Written task: Can you output the records below exactly as they are written?

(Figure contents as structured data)
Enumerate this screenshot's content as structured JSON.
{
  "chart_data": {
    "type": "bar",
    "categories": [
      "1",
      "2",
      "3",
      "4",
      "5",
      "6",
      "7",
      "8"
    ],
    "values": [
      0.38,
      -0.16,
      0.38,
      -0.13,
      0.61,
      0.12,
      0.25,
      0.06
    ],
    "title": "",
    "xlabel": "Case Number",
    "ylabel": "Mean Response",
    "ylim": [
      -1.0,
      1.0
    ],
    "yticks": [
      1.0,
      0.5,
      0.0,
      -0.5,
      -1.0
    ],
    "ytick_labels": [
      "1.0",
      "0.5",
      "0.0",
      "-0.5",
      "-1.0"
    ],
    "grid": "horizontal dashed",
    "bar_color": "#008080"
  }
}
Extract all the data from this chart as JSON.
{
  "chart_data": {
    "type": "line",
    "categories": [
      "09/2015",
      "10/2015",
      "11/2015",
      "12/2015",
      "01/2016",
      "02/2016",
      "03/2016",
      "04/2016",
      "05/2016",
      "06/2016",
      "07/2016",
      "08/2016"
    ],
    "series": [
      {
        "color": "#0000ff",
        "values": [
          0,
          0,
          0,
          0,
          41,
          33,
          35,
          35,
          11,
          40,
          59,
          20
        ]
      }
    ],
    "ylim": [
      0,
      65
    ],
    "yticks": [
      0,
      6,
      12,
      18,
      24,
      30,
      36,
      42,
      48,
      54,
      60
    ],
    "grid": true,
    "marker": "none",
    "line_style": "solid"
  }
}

Answer in full:
Enumerate this screenshot's content as structured JSON.
{
  "chart_data": {
    "type": "bar",
    "categories": [
      "1",
      "2",
      "3",
      "4",
      "5",
      "6",
      "7",
      "8"
    ],
    "values": [
      0.38,
      -0.16,
      0.38,
      -0.13,
      0.61,
      0.12,
      0.25,
      0.06
    ],
    "title": "",
    "xlabel": "Case Number",
    "ylabel": "Mean Response",
    "ylim": [
      -1.0,
      1.0
    ],
    "yticks": [
      1.0,
      0.5,
      0.0,
      -0.5,
      -1.0
    ],
    "ytick_labels": [
      "1.0",
      "0.5",
      "0.0",
      "-0.5",
      "-1.0"
    ],
    "grid": "horizontal dashed",
    "bar_color": "#008080"
  }
}
Extract all the data from this chart as JSON.
{
  "chart_data": {
    "type": "line",
    "categories": [
      "09/2015",
      "10/2015",
      "11/2015",
      "12/2015",
      "01/2016",
      "02/2016",
      "03/2016",
      "04/2016",
      "05/2016",
      "06/2016",
      "07/2016",
      "08/2016"
    ],
    "series": [
      {
        "color": "#0000ff",
        "values": [
          0,
          0,
          0,
          0,
          41,
          33,
          35,
          35,
          11,
          40,
          59,
          20
        ]
      }
    ],
    "ylim": [
      0,
      65
    ],
    "yticks": [
      0,
      6,
      12,
      18,
      24,
      30,
      36,
      42,
      48,
      54,
      60
    ],
    "grid": true,
    "marker": "none",
    "line_style": "solid"
  }
}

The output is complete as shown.